[Data records]
[start]

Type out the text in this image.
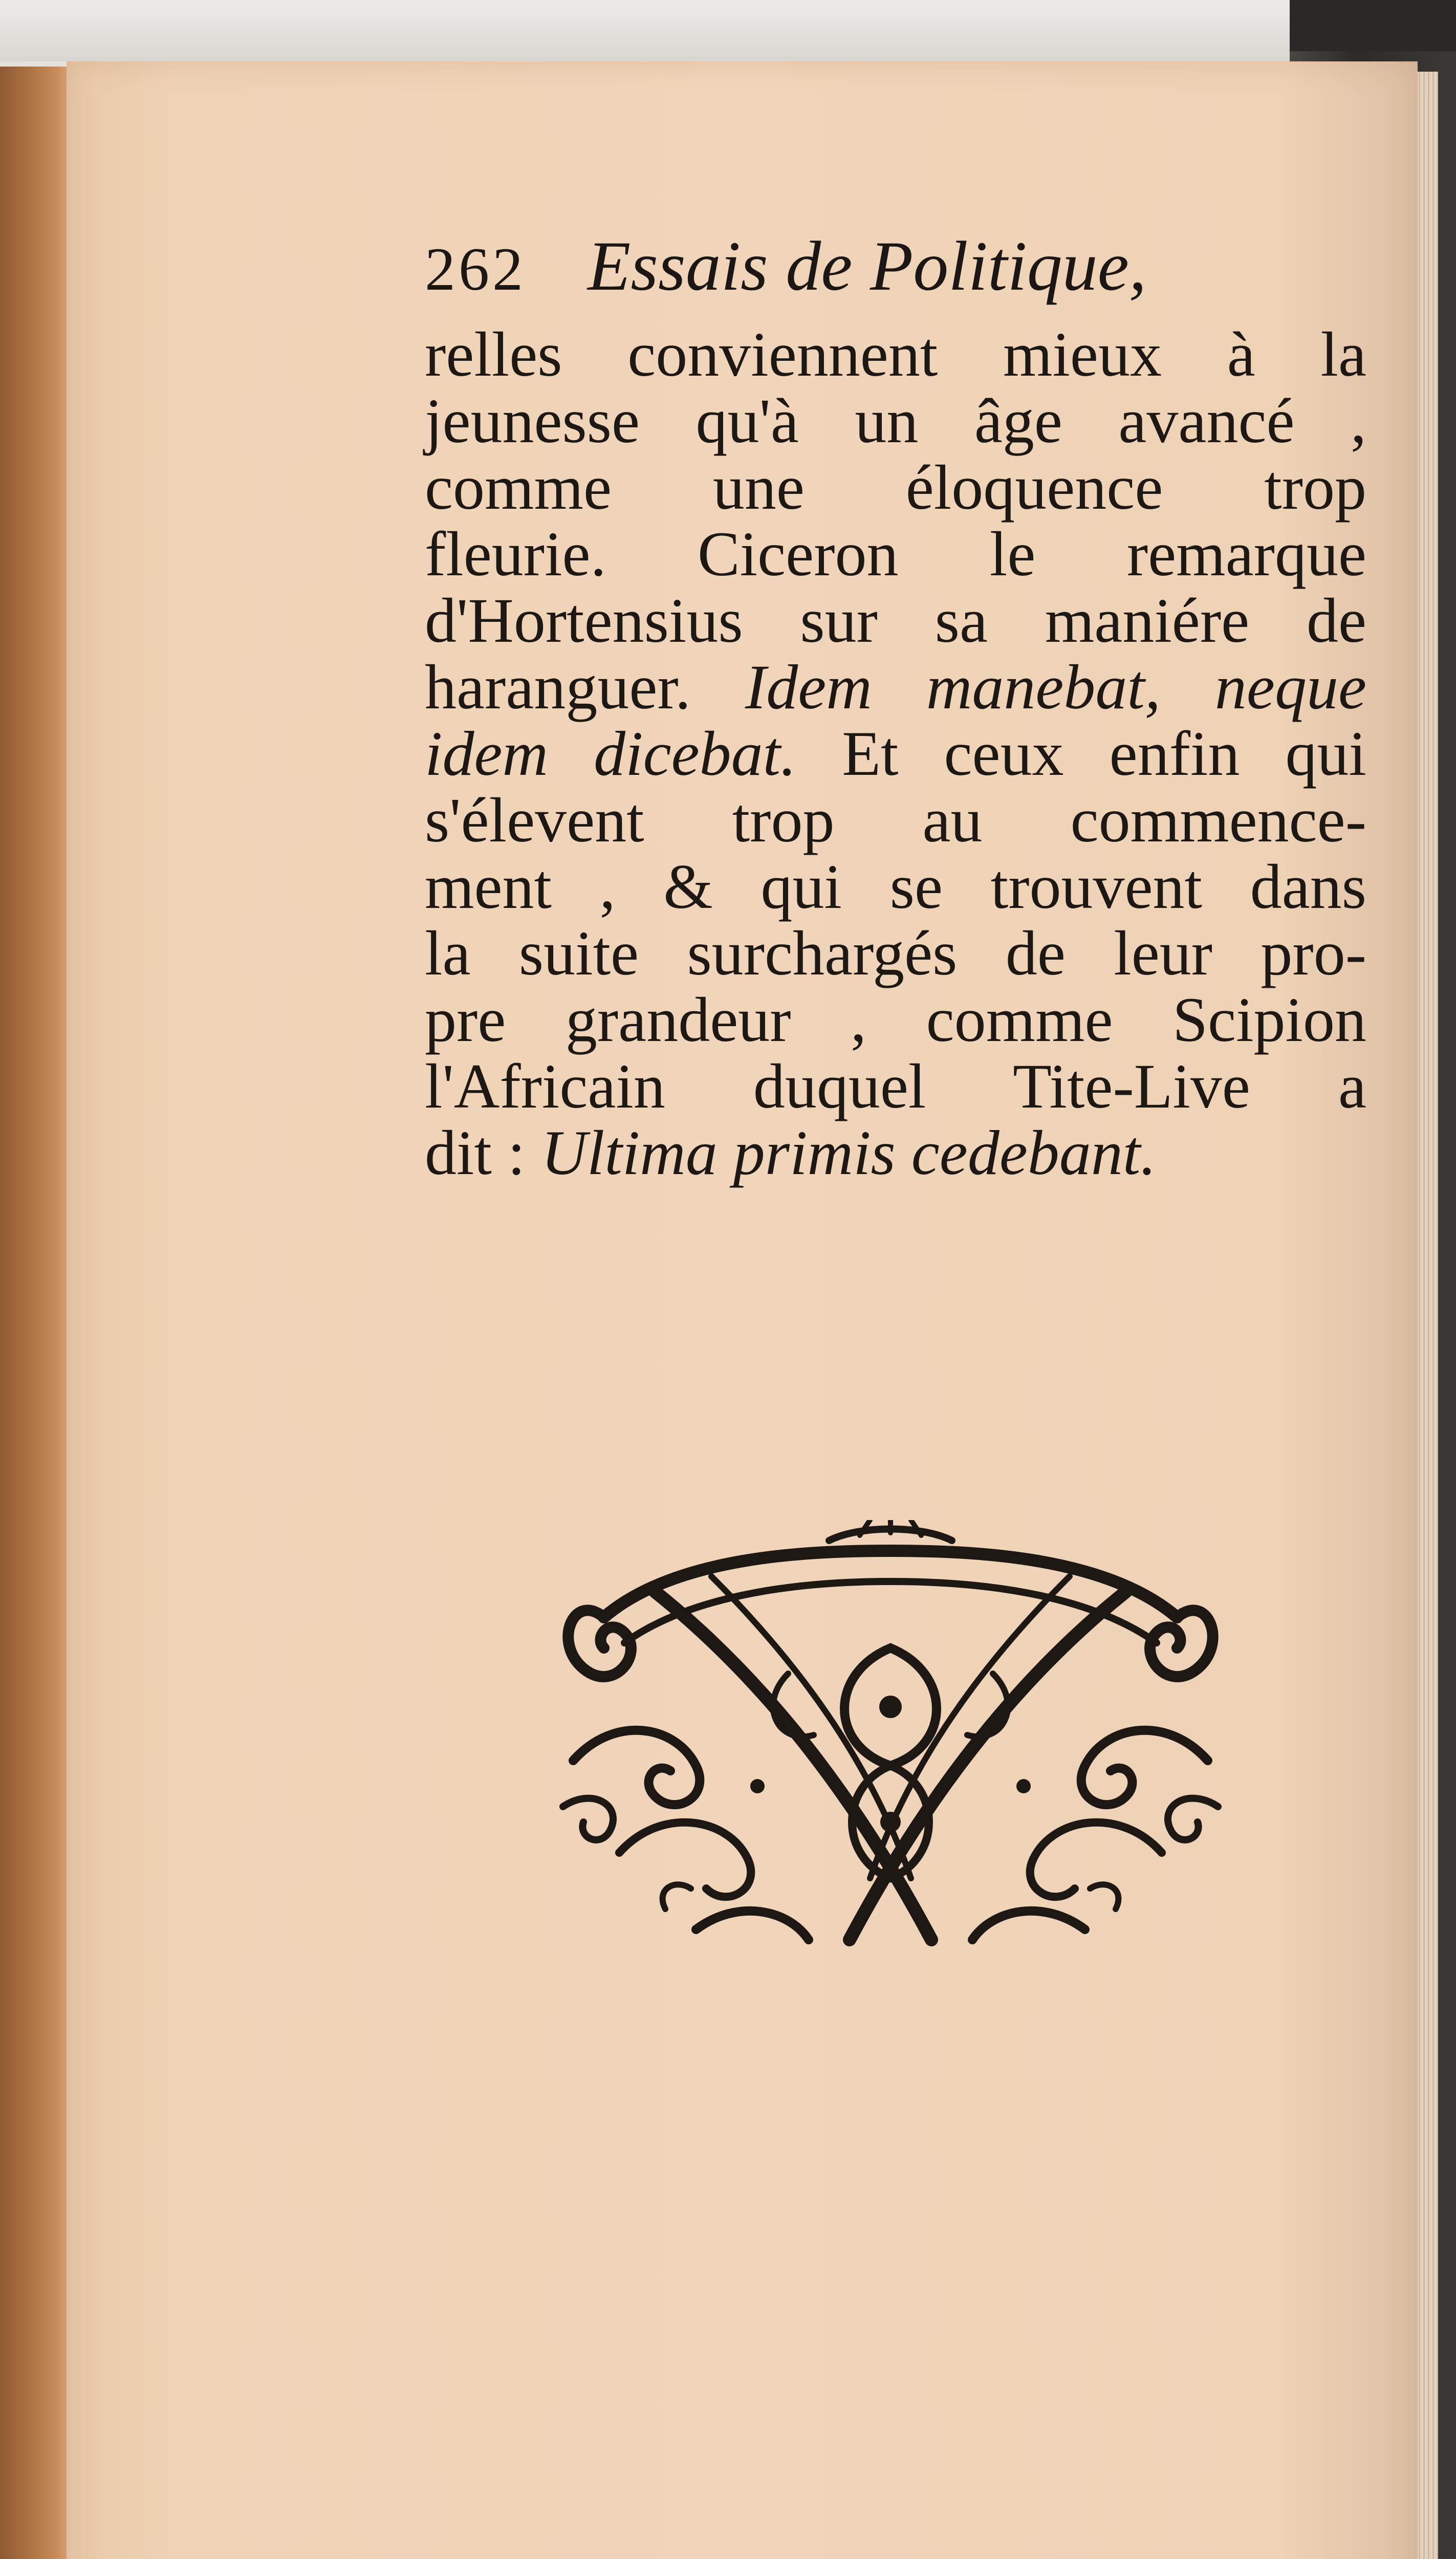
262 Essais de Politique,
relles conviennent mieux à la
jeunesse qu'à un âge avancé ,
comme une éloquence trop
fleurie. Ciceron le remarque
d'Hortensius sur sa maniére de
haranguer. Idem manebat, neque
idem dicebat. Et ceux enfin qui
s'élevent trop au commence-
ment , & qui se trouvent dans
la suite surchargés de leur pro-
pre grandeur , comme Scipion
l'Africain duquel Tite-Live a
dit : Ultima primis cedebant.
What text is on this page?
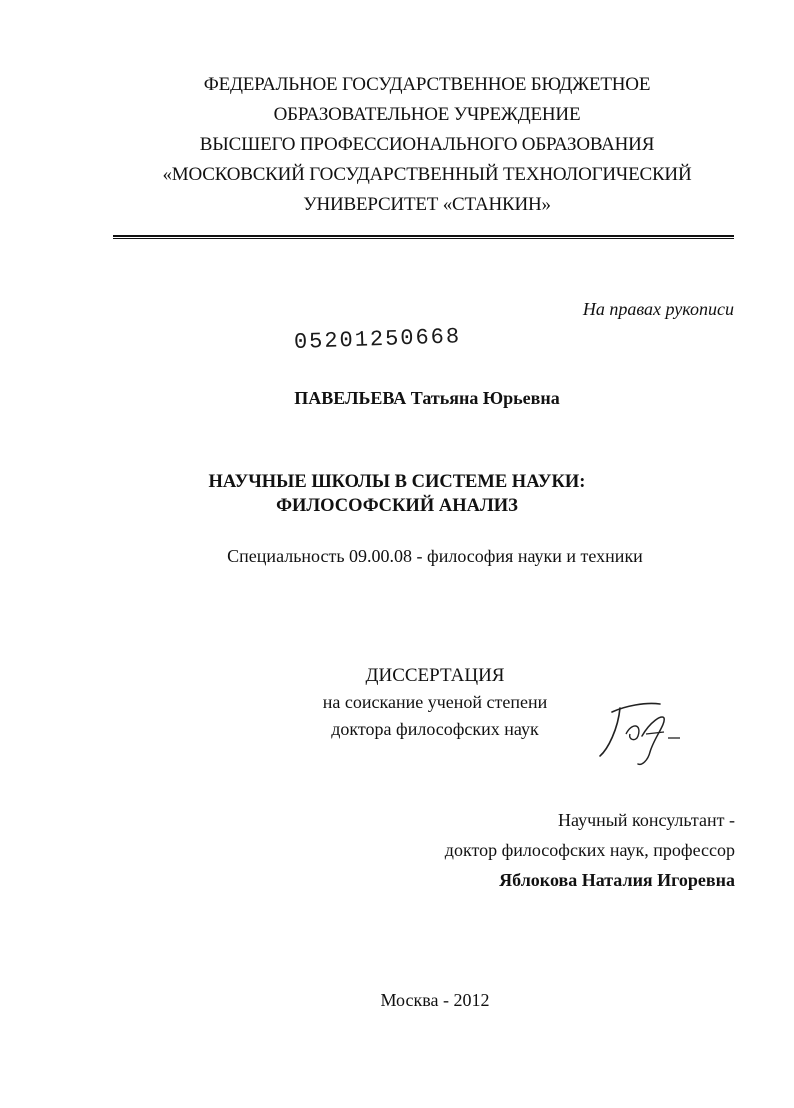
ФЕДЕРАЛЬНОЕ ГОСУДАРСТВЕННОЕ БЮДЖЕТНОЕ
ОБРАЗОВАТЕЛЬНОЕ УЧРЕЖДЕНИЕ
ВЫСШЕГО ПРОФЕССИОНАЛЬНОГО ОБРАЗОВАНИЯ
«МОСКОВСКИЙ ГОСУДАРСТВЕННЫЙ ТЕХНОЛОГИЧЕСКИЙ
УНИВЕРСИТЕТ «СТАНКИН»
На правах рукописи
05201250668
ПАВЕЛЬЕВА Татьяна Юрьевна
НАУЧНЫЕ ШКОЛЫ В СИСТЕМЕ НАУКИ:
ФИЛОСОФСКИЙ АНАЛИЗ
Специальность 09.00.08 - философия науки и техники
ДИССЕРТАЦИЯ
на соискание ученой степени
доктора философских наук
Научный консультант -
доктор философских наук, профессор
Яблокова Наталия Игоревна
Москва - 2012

[end]

STATED EXERCISE: Nothing but a number is needed here: how many lines hold the string "философских"?

SOLUTION FOR THIS TASK: 2